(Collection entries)
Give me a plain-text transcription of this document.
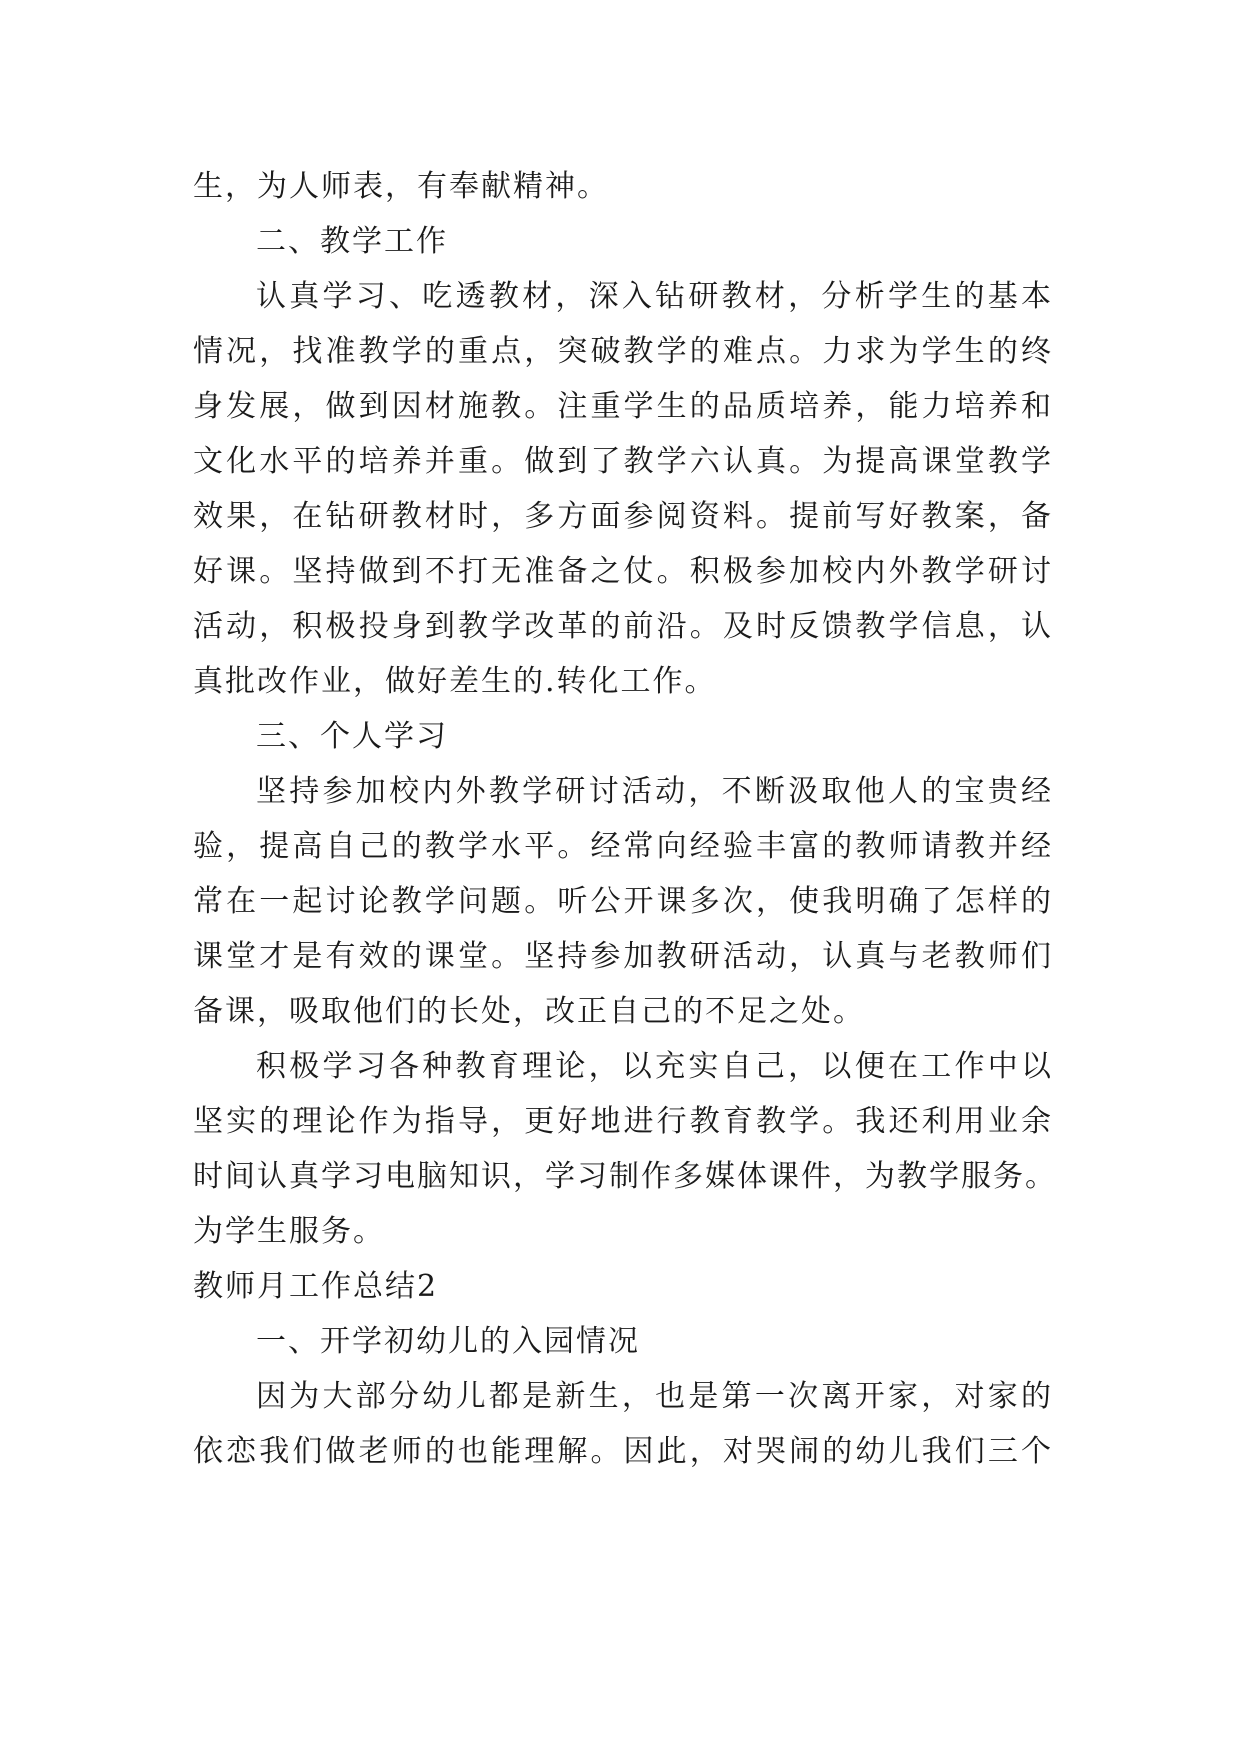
生，为人师表，有奉献精神。
二、教学工作
认真学习、吃透教材，深入钻研教材，分析学生的基本
情况，找准教学的重点，突破教学的难点。力求为学生的终
身发展，做到因材施教。注重学生的品质培养，能力培养和
文化水平的培养并重。做到了教学六认真。为提高课堂教学
效果，在钻研教材时，多方面参阅资料。提前写好教案，备
好课。坚持做到不打无准备之仗。积极参加校内外教学研讨
活动，积极投身到教学改革的前沿。及时反馈教学信息，认
真批改作业，做好差生的.转化工作。
三、个人学习
坚持参加校内外教学研讨活动，不断汲取他人的宝贵经
验，提高自己的教学水平。经常向经验丰富的教师请教并经
常在一起讨论教学问题。听公开课多次，使我明确了怎样的
课堂才是有效的课堂。坚持参加教研活动，认真与老教师们
备课，吸取他们的长处，改正自己的不足之处。
积极学习各种教育理论，以充实自己，以便在工作中以
坚实的理论作为指导，更好地进行教育教学。我还利用业余
时间认真学习电脑知识，学习制作多媒体课件，为教学服务。
为学生服务。
教师月工作总结2
一、开学初幼儿的入园情况
因为大部分幼儿都是新生，也是第一次离开家，对家的
依恋我们做老师的也能理解。因此，对哭闹的幼儿我们三个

● EXERCISE DIRECTIONS:
Print each line of the material above exactly, with the pictures removed from your copy.

● WRITTEN SOLUTION:
Give me a plain-text transcription of this document.
生，为人师表，有奉献精神。
二、教学工作
认真学习、吃透教材，深入钻研教材，分析学生的基本
情况，找准教学的重点，突破教学的难点。力求为学生的终
身发展，做到因材施教。注重学生的品质培养，能力培养和
文化水平的培养并重。做到了教学六认真。为提高课堂教学
效果，在钻研教材时，多方面参阅资料。提前写好教案，备
好课。坚持做到不打无准备之仗。积极参加校内外教学研讨
活动，积极投身到教学改革的前沿。及时反馈教学信息，认
真批改作业，做好差生的.转化工作。
三、个人学习
坚持参加校内外教学研讨活动，不断汲取他人的宝贵经
验，提高自己的教学水平。经常向经验丰富的教师请教并经
常在一起讨论教学问题。听公开课多次，使我明确了怎样的
课堂才是有效的课堂。坚持参加教研活动，认真与老教师们
备课，吸取他们的长处，改正自己的不足之处。
积极学习各种教育理论，以充实自己，以便在工作中以
坚实的理论作为指导，更好地进行教育教学。我还利用业余
时间认真学习电脑知识，学习制作多媒体课件，为教学服务。
为学生服务。
教师月工作总结2
一、开学初幼儿的入园情况
因为大部分幼儿都是新生，也是第一次离开家，对家的
依恋我们做老师的也能理解。因此，对哭闹的幼儿我们三个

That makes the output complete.